• **What the exercise asks**
Select each line where the word "mail" appears.

(Collection entries)
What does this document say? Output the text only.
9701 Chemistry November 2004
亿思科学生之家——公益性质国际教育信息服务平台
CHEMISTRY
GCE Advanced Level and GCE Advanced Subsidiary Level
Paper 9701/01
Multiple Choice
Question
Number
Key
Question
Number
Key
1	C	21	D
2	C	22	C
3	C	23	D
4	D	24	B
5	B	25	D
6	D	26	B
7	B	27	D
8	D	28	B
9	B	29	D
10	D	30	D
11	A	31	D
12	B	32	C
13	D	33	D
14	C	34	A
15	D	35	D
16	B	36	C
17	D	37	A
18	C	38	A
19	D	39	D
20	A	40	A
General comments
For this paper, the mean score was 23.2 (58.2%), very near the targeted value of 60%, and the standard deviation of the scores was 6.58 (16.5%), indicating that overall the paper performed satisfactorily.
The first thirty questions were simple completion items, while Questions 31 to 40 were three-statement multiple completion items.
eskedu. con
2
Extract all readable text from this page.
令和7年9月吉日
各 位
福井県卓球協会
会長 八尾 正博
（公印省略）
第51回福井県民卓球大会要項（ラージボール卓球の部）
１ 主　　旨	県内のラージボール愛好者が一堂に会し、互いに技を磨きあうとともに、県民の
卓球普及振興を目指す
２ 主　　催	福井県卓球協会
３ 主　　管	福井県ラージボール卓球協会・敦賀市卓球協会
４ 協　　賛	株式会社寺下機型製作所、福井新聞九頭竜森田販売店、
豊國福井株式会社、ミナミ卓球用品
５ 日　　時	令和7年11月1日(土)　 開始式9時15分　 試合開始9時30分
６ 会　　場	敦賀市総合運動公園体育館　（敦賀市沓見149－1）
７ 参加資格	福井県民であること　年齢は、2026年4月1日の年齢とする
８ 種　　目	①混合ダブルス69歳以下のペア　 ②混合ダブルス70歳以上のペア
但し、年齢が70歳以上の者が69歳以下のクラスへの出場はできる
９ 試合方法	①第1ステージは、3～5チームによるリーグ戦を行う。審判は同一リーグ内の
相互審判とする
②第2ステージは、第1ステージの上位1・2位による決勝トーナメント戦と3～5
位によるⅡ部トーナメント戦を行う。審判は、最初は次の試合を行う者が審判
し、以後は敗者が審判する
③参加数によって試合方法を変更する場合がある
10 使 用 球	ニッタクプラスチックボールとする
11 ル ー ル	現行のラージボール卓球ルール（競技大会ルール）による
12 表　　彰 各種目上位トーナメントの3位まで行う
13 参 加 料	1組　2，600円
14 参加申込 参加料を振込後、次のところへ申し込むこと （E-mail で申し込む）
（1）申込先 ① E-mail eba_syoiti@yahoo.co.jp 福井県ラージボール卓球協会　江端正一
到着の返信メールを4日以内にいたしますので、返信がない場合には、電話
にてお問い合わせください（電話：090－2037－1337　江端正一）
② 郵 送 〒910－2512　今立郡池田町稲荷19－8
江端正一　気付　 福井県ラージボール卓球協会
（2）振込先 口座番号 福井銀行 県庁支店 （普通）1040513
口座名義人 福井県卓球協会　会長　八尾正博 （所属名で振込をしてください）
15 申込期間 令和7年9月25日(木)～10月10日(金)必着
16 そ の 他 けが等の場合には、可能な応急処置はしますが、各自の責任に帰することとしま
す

• **Written reply**
14 参加申込 参加料を振込後、次のところへ申し込むこと （E-mail で申し込む）
（1）申込先 ① E-mail eba_syoiti@yahoo.co.jp 福井県ラージボール卓球協会　江端正一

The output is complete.